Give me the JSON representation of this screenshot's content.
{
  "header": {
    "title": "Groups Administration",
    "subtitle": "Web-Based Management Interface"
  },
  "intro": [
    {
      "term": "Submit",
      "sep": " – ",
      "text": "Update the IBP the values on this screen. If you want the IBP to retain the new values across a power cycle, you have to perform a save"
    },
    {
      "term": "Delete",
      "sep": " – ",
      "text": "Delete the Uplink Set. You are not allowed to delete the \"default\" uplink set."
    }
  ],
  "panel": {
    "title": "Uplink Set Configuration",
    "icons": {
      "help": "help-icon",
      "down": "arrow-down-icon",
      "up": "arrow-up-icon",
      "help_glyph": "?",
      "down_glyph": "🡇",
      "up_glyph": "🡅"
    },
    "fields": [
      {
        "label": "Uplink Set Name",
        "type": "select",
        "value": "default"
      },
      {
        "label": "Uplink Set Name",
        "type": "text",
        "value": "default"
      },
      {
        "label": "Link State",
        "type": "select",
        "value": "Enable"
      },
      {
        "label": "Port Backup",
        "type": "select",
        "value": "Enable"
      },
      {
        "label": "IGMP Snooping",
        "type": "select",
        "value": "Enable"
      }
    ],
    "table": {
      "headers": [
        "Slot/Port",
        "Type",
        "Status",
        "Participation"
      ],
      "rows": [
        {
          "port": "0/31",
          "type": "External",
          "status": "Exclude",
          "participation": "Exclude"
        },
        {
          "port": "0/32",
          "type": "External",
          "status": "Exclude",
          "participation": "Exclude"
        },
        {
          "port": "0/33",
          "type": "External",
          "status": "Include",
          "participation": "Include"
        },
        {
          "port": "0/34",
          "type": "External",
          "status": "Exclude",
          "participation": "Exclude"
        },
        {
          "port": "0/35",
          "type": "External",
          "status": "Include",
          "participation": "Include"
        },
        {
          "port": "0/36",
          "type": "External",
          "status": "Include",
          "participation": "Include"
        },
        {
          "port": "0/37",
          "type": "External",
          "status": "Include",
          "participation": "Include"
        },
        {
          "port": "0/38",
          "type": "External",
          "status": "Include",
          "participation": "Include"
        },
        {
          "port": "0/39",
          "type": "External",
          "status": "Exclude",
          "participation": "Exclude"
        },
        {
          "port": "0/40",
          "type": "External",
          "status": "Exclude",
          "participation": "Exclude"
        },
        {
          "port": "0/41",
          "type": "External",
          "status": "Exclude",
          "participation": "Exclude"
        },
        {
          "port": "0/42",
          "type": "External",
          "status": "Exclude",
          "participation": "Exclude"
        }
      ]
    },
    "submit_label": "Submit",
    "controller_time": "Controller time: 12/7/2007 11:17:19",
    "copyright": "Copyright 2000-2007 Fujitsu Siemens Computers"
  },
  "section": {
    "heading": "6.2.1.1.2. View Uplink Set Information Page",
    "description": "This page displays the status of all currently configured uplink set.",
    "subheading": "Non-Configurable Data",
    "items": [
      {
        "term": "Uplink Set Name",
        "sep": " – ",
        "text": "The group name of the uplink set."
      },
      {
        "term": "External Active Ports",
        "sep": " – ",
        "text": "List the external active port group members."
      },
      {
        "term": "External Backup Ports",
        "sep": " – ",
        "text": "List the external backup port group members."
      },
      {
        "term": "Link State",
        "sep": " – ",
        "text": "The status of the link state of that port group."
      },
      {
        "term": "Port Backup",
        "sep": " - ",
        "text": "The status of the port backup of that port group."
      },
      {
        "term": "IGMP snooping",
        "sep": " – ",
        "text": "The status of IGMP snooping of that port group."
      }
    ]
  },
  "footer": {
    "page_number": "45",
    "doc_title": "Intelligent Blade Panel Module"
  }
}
- - - - -
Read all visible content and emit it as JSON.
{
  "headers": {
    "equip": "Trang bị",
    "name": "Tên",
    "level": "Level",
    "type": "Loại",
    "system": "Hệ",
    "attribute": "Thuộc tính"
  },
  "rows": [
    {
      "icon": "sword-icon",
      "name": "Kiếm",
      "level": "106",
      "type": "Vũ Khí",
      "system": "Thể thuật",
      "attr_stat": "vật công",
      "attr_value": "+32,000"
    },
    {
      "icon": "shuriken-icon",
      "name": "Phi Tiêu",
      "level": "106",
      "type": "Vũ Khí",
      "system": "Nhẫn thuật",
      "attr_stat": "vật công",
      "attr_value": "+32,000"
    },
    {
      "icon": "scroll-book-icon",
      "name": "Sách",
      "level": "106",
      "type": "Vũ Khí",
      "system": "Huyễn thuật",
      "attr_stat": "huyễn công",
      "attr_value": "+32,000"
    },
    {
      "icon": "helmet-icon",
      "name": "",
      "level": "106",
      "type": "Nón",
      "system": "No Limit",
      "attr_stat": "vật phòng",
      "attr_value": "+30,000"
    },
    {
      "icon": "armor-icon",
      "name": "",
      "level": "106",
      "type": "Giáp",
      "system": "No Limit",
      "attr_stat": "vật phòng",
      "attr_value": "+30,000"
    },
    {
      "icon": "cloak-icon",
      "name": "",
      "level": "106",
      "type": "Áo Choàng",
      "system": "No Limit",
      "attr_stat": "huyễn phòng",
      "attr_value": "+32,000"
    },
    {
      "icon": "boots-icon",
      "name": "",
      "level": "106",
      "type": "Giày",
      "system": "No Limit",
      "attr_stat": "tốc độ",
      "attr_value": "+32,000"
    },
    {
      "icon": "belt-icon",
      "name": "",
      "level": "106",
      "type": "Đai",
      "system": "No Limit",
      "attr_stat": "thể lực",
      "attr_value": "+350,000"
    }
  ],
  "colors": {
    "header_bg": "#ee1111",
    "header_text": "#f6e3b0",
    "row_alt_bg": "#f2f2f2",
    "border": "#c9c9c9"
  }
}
- - - - -
**Goal:**
Lines containing the string "List" should be counted; reply with their number and nothing more.

**Full response:**
2